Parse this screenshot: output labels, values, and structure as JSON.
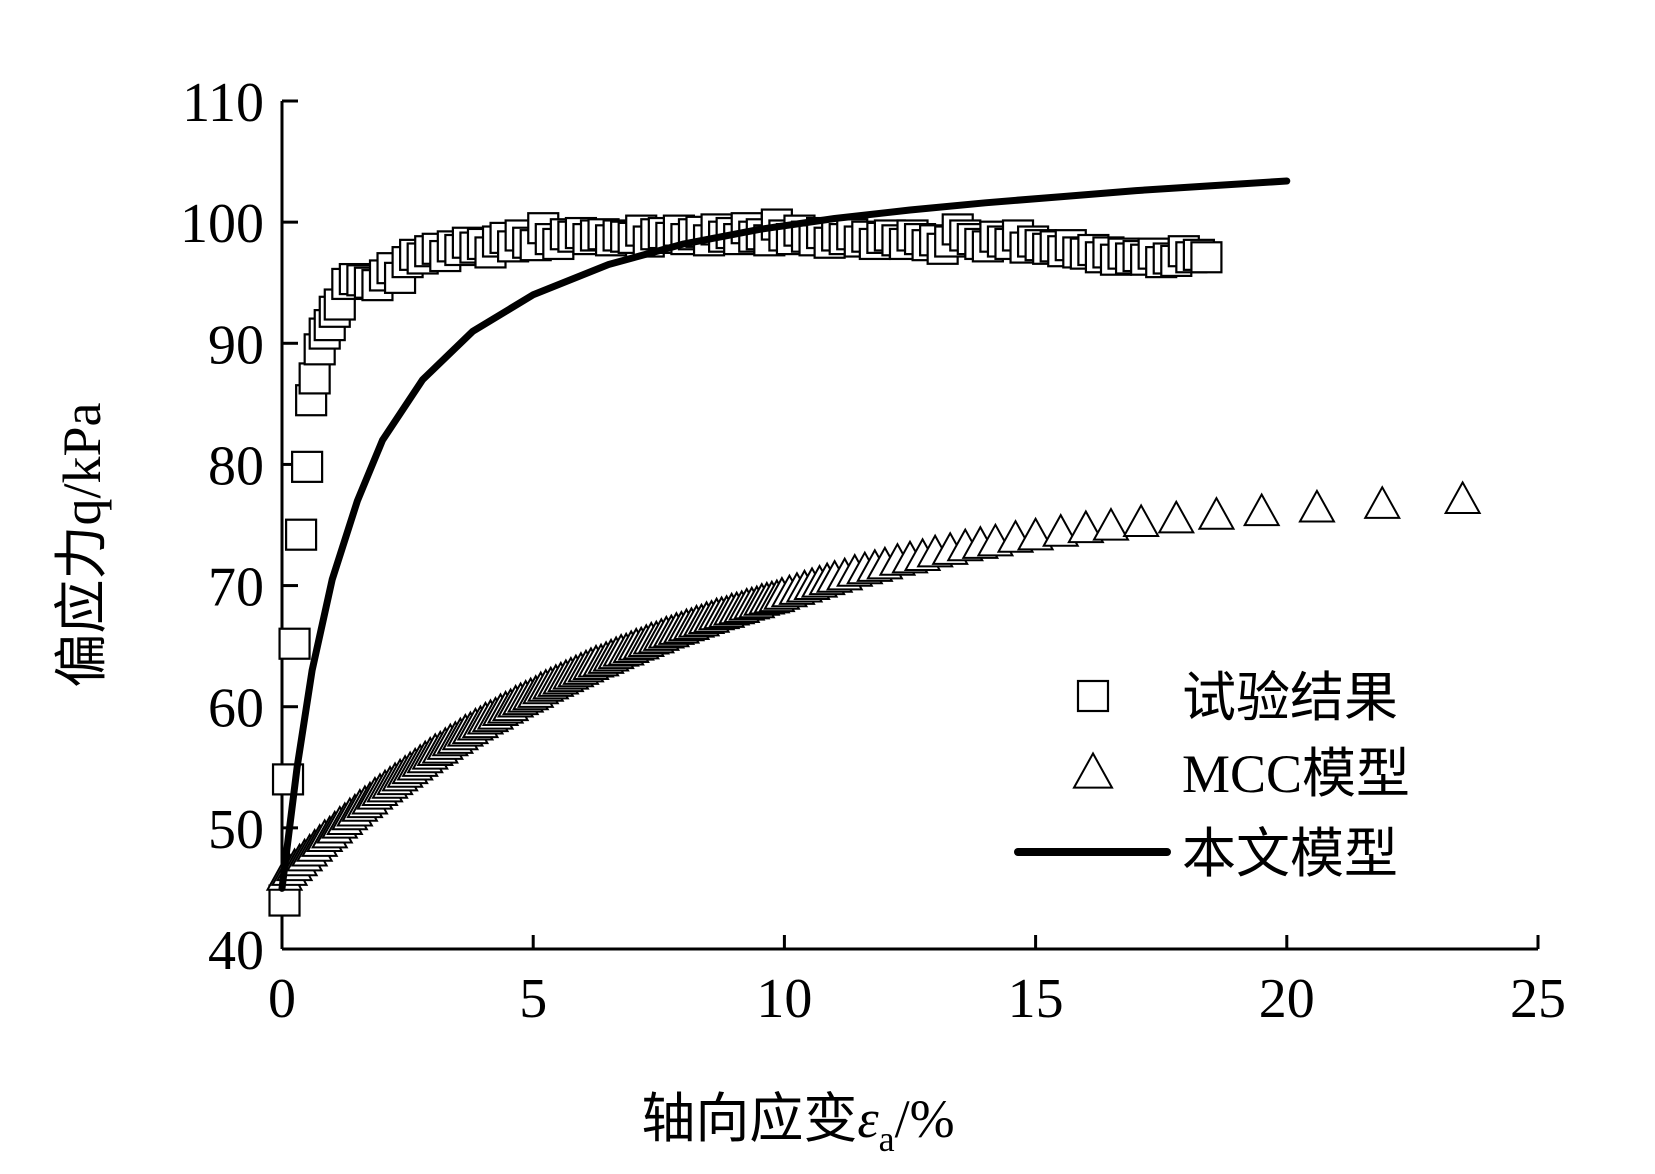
{
  "chart_data": {
    "type": "line",
    "xlabel": "轴向应变ε",
    "xlabel_sub": "a",
    "xlabel_suffix": "/%",
    "ylabel": "偏应力q/kPa",
    "xlim": [
      0,
      25
    ],
    "ylim": [
      40,
      110
    ],
    "x_ticks": [
      0,
      5,
      10,
      15,
      20,
      25
    ],
    "y_ticks": [
      40,
      50,
      60,
      70,
      80,
      90,
      100,
      110
    ],
    "grid": false,
    "legend_position": "right-middle",
    "series": [
      {
        "name": "试验结果",
        "marker": "square",
        "style": "markers",
        "x": [
          0.05,
          0.12,
          0.25,
          0.38,
          0.5,
          0.58,
          0.65,
          0.75,
          0.85,
          0.95,
          1.05,
          1.15,
          1.3,
          1.45,
          1.6,
          1.75,
          1.9,
          2.05,
          2.2,
          2.35,
          2.5,
          2.65,
          2.8,
          2.95,
          3.1,
          3.25,
          3.4,
          3.55,
          3.7,
          3.85,
          4.0,
          4.15,
          4.3,
          4.45,
          4.6,
          4.75,
          4.9,
          5.05,
          5.2,
          5.35,
          5.5,
          5.65,
          5.8,
          5.95,
          6.1,
          6.25,
          6.4,
          6.55,
          6.7,
          6.85,
          7.0,
          7.15,
          7.3,
          7.45,
          7.6,
          7.75,
          7.9,
          8.05,
          8.2,
          8.35,
          8.5,
          8.65,
          8.8,
          8.95,
          9.1,
          9.25,
          9.4,
          9.55,
          9.7,
          9.85,
          10.0,
          10.15,
          10.3,
          10.45,
          10.6,
          10.75,
          10.9,
          11.05,
          11.2,
          11.35,
          11.5,
          11.65,
          11.8,
          11.95,
          12.1,
          12.25,
          12.4,
          12.55,
          12.7,
          12.85,
          13.0,
          13.15,
          13.3,
          13.45,
          13.6,
          13.75,
          13.9,
          14.05,
          14.2,
          14.35,
          14.5,
          14.65,
          14.8,
          14.95,
          15.1,
          15.25,
          15.4,
          15.55,
          15.7,
          15.85,
          16.0,
          16.15,
          16.3,
          16.45,
          16.6,
          16.75,
          16.9,
          17.05,
          17.2,
          17.35,
          17.5,
          17.65,
          17.8,
          17.95,
          18.1,
          18.25,
          18.4
        ],
        "y": [
          44,
          54,
          65.2,
          74.2,
          79.8,
          85.3,
          87.1,
          89.5,
          90.8,
          91.5,
          92.6,
          93.2,
          94.9,
          95.3,
          95.2,
          95.0,
          94.8,
          95.6,
          96.2,
          95.4,
          96.7,
          97.3,
          97.0,
          97.6,
          97.8,
          97.2,
          98.0,
          97.7,
          98.3,
          97.9,
          98.2,
          97.5,
          98.4,
          98.7,
          98.0,
          98.9,
          98.3,
          98.1,
          99.5,
          98.6,
          98.2,
          99.0,
          98.8,
          99.1,
          98.6,
          98.9,
          99.0,
          98.5,
          98.9,
          98.8,
          98.7,
          99.3,
          98.4,
          99.0,
          99.1,
          98.7,
          99.3,
          98.6,
          99.0,
          99.2,
          98.5,
          99.4,
          98.8,
          99.1,
          98.6,
          99.5,
          98.8,
          99.0,
          98.5,
          99.8,
          98.9,
          98.6,
          99.3,
          98.8,
          98.5,
          99.1,
          98.3,
          98.9,
          98.6,
          99.0,
          98.4,
          98.8,
          98.2,
          98.7,
          98.9,
          98.5,
          98.2,
          98.9,
          98.6,
          98.1,
          98.5,
          97.8,
          98.4,
          99.4,
          98.9,
          98.6,
          98.2,
          98.0,
          98.8,
          98.4,
          98.2,
          98.9,
          97.9,
          98.4,
          98.1,
          97.8,
          98.0,
          97.6,
          98.1,
          97.5,
          97.4,
          97.7,
          97.1,
          97.5,
          96.9,
          97.4,
          97.0,
          97.2,
          96.9,
          97.4,
          96.7,
          97.0,
          96.8,
          97.6,
          97.1,
          97.3,
          97.1
        ]
      },
      {
        "name": "MCC模型",
        "marker": "triangle",
        "style": "markers",
        "x": [
          0.05,
          0.15,
          0.25,
          0.35,
          0.45,
          0.55,
          0.65,
          0.75,
          0.85,
          0.95,
          1.05,
          1.15,
          1.25,
          1.35,
          1.45,
          1.55,
          1.65,
          1.75,
          1.85,
          1.95,
          2.05,
          2.15,
          2.25,
          2.35,
          2.45,
          2.55,
          2.65,
          2.75,
          2.85,
          2.95,
          3.05,
          3.15,
          3.25,
          3.35,
          3.45,
          3.55,
          3.65,
          3.75,
          3.85,
          3.95,
          4.05,
          4.15,
          4.25,
          4.35,
          4.45,
          4.55,
          4.65,
          4.75,
          4.85,
          4.95,
          5.05,
          5.15,
          5.25,
          5.35,
          5.45,
          5.55,
          5.65,
          5.75,
          5.85,
          5.95,
          6.05,
          6.15,
          6.25,
          6.35,
          6.45,
          6.55,
          6.65,
          6.75,
          6.85,
          6.95,
          7.05,
          7.15,
          7.25,
          7.35,
          7.45,
          7.55,
          7.65,
          7.75,
          7.85,
          7.95,
          8.05,
          8.15,
          8.25,
          8.35,
          8.45,
          8.55,
          8.65,
          8.75,
          8.85,
          8.95,
          9.05,
          9.15,
          9.25,
          9.35,
          9.45,
          9.55,
          9.65,
          9.75,
          9.85,
          9.95,
          10.1,
          10.25,
          10.4,
          10.55,
          10.7,
          10.85,
          11.0,
          11.2,
          11.4,
          11.6,
          11.8,
          12.0,
          12.25,
          12.5,
          12.75,
          13.0,
          13.3,
          13.6,
          13.9,
          14.2,
          14.6,
          15.0,
          15.5,
          16.0,
          16.5,
          17.1,
          17.8,
          18.6,
          19.5,
          20.6,
          21.9,
          23.5
        ],
        "y": [
          45.9,
          46.3,
          46.7,
          47.1,
          47.5,
          47.9,
          48.3,
          48.7,
          49.1,
          49.4,
          49.8,
          50.2,
          50.5,
          50.9,
          51.2,
          51.6,
          51.9,
          52.2,
          52.6,
          52.9,
          53.2,
          53.5,
          53.8,
          54.1,
          54.4,
          54.7,
          55.0,
          55.3,
          55.6,
          55.9,
          56.2,
          56.4,
          56.7,
          57.0,
          57.2,
          57.5,
          57.8,
          58.0,
          58.3,
          58.5,
          58.8,
          59.0,
          59.2,
          59.5,
          59.7,
          59.9,
          60.2,
          60.4,
          60.6,
          60.8,
          61.0,
          61.3,
          61.5,
          61.7,
          61.9,
          62.1,
          62.3,
          62.5,
          62.7,
          62.9,
          63.1,
          63.3,
          63.5,
          63.6,
          63.8,
          64.0,
          64.2,
          64.4,
          64.5,
          64.7,
          64.9,
          65.0,
          65.2,
          65.4,
          65.5,
          65.7,
          65.9,
          66.0,
          66.2,
          66.3,
          66.5,
          66.6,
          66.8,
          66.9,
          67.1,
          67.2,
          67.4,
          67.5,
          67.6,
          67.8,
          67.9,
          68.0,
          68.2,
          68.3,
          68.4,
          68.6,
          68.7,
          68.8,
          68.9,
          69.1,
          69.3,
          69.5,
          69.7,
          69.9,
          70.1,
          70.3,
          70.5,
          70.7,
          71.0,
          71.2,
          71.4,
          71.6,
          71.9,
          72.1,
          72.3,
          72.6,
          72.8,
          73.1,
          73.3,
          73.5,
          73.8,
          74.0,
          74.3,
          74.6,
          74.8,
          75.1,
          75.4,
          75.7,
          76.0,
          76.3,
          76.6,
          77.0
        ]
      },
      {
        "name": "本文模型",
        "marker": "none",
        "style": "line",
        "x": [
          0,
          0.3,
          0.6,
          1.0,
          1.5,
          2.0,
          2.8,
          3.8,
          5.0,
          6.5,
          8.0,
          9.5,
          11.0,
          12.5,
          14.0,
          15.5,
          17.0,
          18.5,
          20.0
        ],
        "y": [
          45.0,
          55.0,
          63.0,
          70.5,
          77.0,
          82.0,
          87.0,
          91.0,
          94.0,
          96.5,
          98.2,
          99.4,
          100.3,
          101.0,
          101.6,
          102.1,
          102.6,
          103.0,
          103.4
        ]
      }
    ]
  }
}
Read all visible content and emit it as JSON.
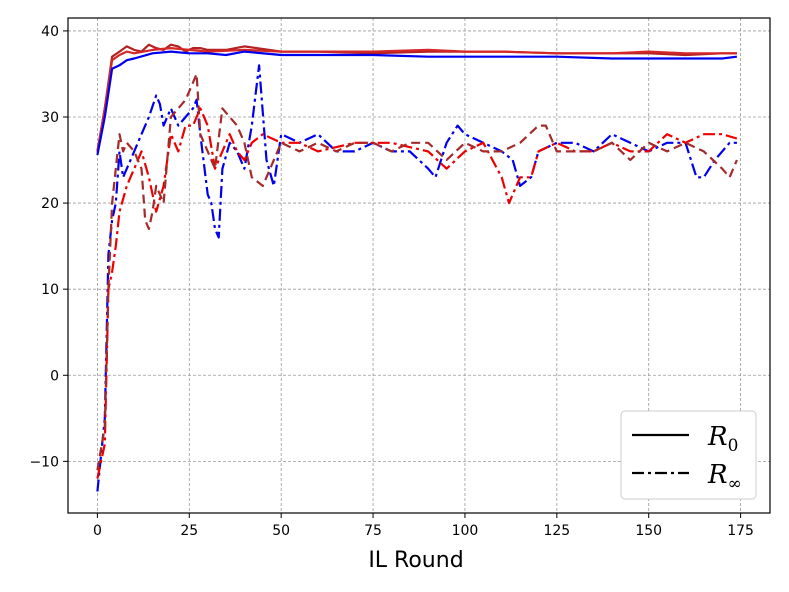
{
  "chart_data": {
    "type": "line",
    "title": "",
    "xlabel": "IL Round",
    "ylabel": "",
    "xlim": [
      -8,
      183
    ],
    "ylim": [
      -16,
      41.5
    ],
    "xticks": [
      0,
      25,
      50,
      75,
      100,
      125,
      150,
      175
    ],
    "yticks": [
      -10,
      0,
      10,
      20,
      30,
      40
    ],
    "grid": true,
    "legend": {
      "placement": "lower-right",
      "entries": [
        {
          "style": "solid",
          "symbol": "R",
          "subscript": "0"
        },
        {
          "style": "dashdot",
          "symbol": "R",
          "subscript": "∞"
        }
      ]
    },
    "series": [
      {
        "color": "#b22222",
        "style": "solid",
        "x": [
          0,
          2,
          4,
          6,
          8,
          10,
          12,
          14,
          16,
          18,
          20,
          22,
          24,
          26,
          28,
          30,
          35,
          40,
          50,
          60,
          75,
          90,
          100,
          110,
          125,
          140,
          150,
          160,
          170,
          174
        ],
        "y": [
          26,
          31,
          37,
          37.6,
          38.2,
          37.8,
          37.6,
          38.4,
          38,
          37.8,
          38.4,
          38.2,
          37.6,
          38,
          38,
          37.8,
          37.8,
          38.2,
          37.6,
          37.6,
          37.4,
          37.6,
          37.6,
          37.6,
          37.4,
          37.4,
          37.4,
          37.2,
          37.4,
          37.4
        ]
      },
      {
        "color": "#d62728",
        "style": "solid",
        "x": [
          0,
          2,
          4,
          6,
          8,
          10,
          15,
          20,
          25,
          30,
          40,
          50,
          75,
          90,
          100,
          110,
          125,
          140,
          150,
          160,
          170,
          174
        ],
        "y": [
          26,
          31,
          36.6,
          37.2,
          37.6,
          37.4,
          37.8,
          38,
          37.8,
          37.6,
          37.8,
          37.6,
          37.6,
          37.8,
          37.6,
          37.6,
          37.4,
          37.4,
          37.6,
          37.4,
          37.4,
          37.4
        ]
      },
      {
        "color": "#0000ee",
        "style": "solid",
        "x": [
          0,
          2,
          4,
          6,
          8,
          10,
          15,
          20,
          25,
          30,
          35,
          40,
          50,
          60,
          75,
          90,
          100,
          110,
          125,
          140,
          150,
          160,
          170,
          174
        ],
        "y": [
          25.6,
          30,
          35.6,
          36,
          36.6,
          36.8,
          37.4,
          37.6,
          37.4,
          37.4,
          37.2,
          37.6,
          37.2,
          37.2,
          37.2,
          37,
          37,
          37,
          37,
          36.8,
          36.8,
          36.8,
          36.8,
          37
        ]
      },
      {
        "color": "#0000ee",
        "style": "dashdot",
        "x": [
          0,
          2,
          3,
          4,
          5,
          6,
          7,
          8,
          10,
          12,
          14,
          16,
          17,
          18,
          20,
          22,
          24,
          26,
          27,
          28,
          30,
          31,
          32,
          33,
          34,
          36,
          38,
          40,
          42,
          44,
          46,
          48,
          50,
          55,
          60,
          65,
          70,
          75,
          80,
          85,
          90,
          92,
          95,
          98,
          100,
          105,
          110,
          113,
          115,
          118,
          120,
          125,
          130,
          135,
          140,
          145,
          150,
          155,
          160,
          163,
          165,
          168,
          170,
          172,
          174
        ],
        "y": [
          -13.5,
          -5,
          14,
          18,
          20,
          26,
          23,
          24,
          26,
          28,
          30,
          32.5,
          31.5,
          29,
          31,
          29,
          30,
          31,
          32,
          28,
          21,
          20,
          17,
          16,
          24,
          27,
          26,
          24,
          29,
          36,
          25,
          22,
          28,
          27,
          28,
          26,
          26,
          27,
          26,
          26,
          24,
          23,
          27,
          29,
          28,
          27,
          26,
          25,
          22,
          23,
          26,
          27,
          27,
          26,
          28,
          27,
          26,
          27,
          27,
          23,
          23,
          25,
          26,
          27,
          27
        ]
      },
      {
        "color": "#ee0000",
        "style": "dashdot",
        "x": [
          0,
          2,
          3,
          4,
          5,
          6,
          8,
          10,
          12,
          14,
          16,
          18,
          20,
          22,
          24,
          26,
          28,
          30,
          32,
          34,
          36,
          38,
          40,
          42,
          45,
          50,
          55,
          60,
          70,
          80,
          90,
          95,
          100,
          105,
          110,
          112,
          115,
          118,
          120,
          125,
          130,
          135,
          140,
          145,
          150,
          155,
          160,
          165,
          170,
          174
        ],
        "y": [
          -12,
          -8,
          10,
          12,
          15,
          19,
          22,
          24,
          26,
          23,
          19,
          22,
          28,
          26,
          29,
          29,
          31,
          29,
          24,
          26,
          28,
          26,
          25,
          27,
          28,
          27,
          27,
          26,
          27,
          27,
          26,
          24,
          26,
          27,
          23,
          20,
          23,
          23,
          26,
          27,
          26,
          26,
          27,
          26,
          26,
          28,
          27,
          28,
          28,
          27.5
        ]
      },
      {
        "color": "#a52a2a",
        "style": "dashed",
        "x": [
          0,
          2,
          3,
          4,
          6,
          7,
          8,
          10,
          12,
          13,
          14,
          15,
          16,
          18,
          20,
          22,
          24,
          26,
          27,
          28,
          30,
          32,
          34,
          36,
          38,
          40,
          42,
          45,
          50,
          55,
          60,
          65,
          70,
          75,
          80,
          85,
          90,
          95,
          100,
          105,
          110,
          115,
          120,
          122,
          125,
          130,
          135,
          140,
          145,
          150,
          155,
          160,
          165,
          170,
          172,
          174
        ],
        "y": [
          -11,
          -6,
          10,
          20,
          28,
          26,
          27,
          26,
          24,
          18,
          17,
          19,
          22,
          20,
          30,
          31,
          32,
          34,
          35,
          28,
          26,
          24,
          31,
          30,
          29,
          27,
          23,
          22,
          27,
          26,
          27,
          26,
          27,
          27,
          26,
          27,
          27,
          25,
          27,
          26,
          26,
          27,
          29,
          29,
          26,
          26,
          26,
          27,
          25,
          27,
          26,
          27,
          26,
          24,
          23,
          25
        ]
      }
    ]
  }
}
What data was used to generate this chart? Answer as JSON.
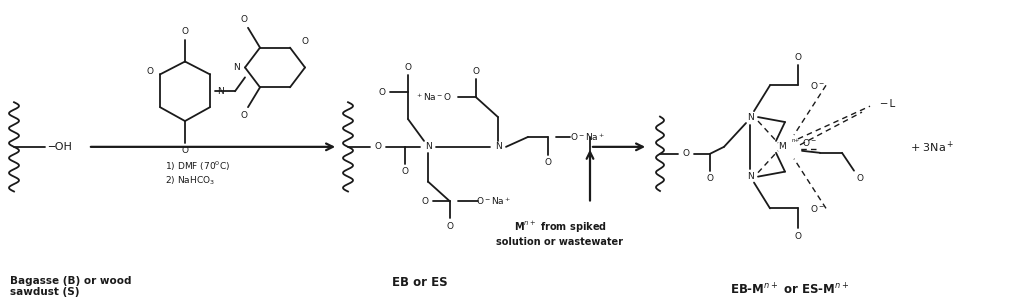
{
  "bg_color": "#ffffff",
  "line_color": "#1a1a1a",
  "fig_width": 10.11,
  "fig_height": 3.03,
  "dpi": 100,
  "label1": "Bagasse (B) or wood\nsawdust (S)",
  "label2": "EB or ES",
  "label3": "M$^{n+}$ from spiked\nsolution or wastewater",
  "label4": "EB-M$^{n+}$ or ES-M$^{n+}$",
  "reaction_cond1": "1) DMF (70$^0$C)",
  "reaction_cond2": "2) NaHCO$_3$",
  "plus_3na": "+ 3Na$^+$",
  "ligand_L": "L"
}
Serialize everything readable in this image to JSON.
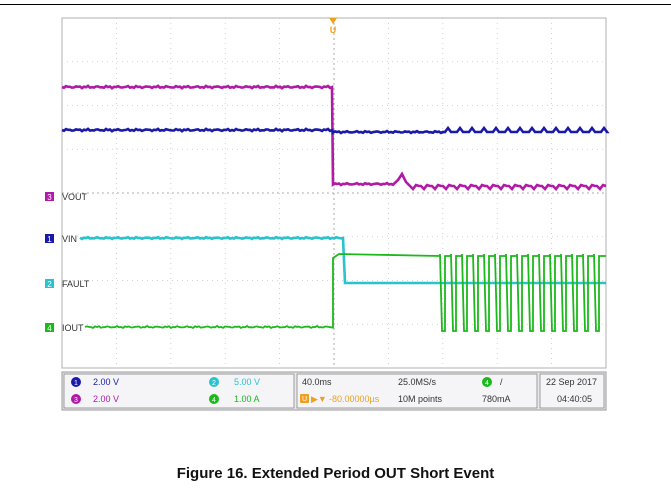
{
  "chart_data": {
    "type": "line",
    "title": "",
    "xlabel": "",
    "ylabel": "",
    "time_per_div": "40.0ms",
    "sample_rate": "25.0MS/s",
    "record_length": "10M points",
    "trigger_delay": "-80.00000µs",
    "trigger_level": "780mA",
    "trigger_marker": "U",
    "grid": true,
    "divisions": {
      "x": 10,
      "y": 8
    },
    "date": "22 Sep 2017",
    "time": "04:40:05",
    "channels": [
      {
        "id": "1",
        "name": "VIN",
        "scale": "2.00 V",
        "color": "#1a1aa8"
      },
      {
        "id": "2",
        "name": "FAULT",
        "scale": "5.00 V",
        "color": "#27c3cf"
      },
      {
        "id": "3",
        "name": "VOUT",
        "scale": "2.00 V",
        "color": "#b01aa6"
      },
      {
        "id": "4",
        "name": "IOUT",
        "scale": "1.00 A",
        "color": "#1cb81c"
      }
    ]
  },
  "caption": "Figure 16. Extended Period OUT Short Event"
}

→ **Objective**
How many lines in these entries contain the string "JSON"? State the number and nothing more.

→ **Expected answer**
4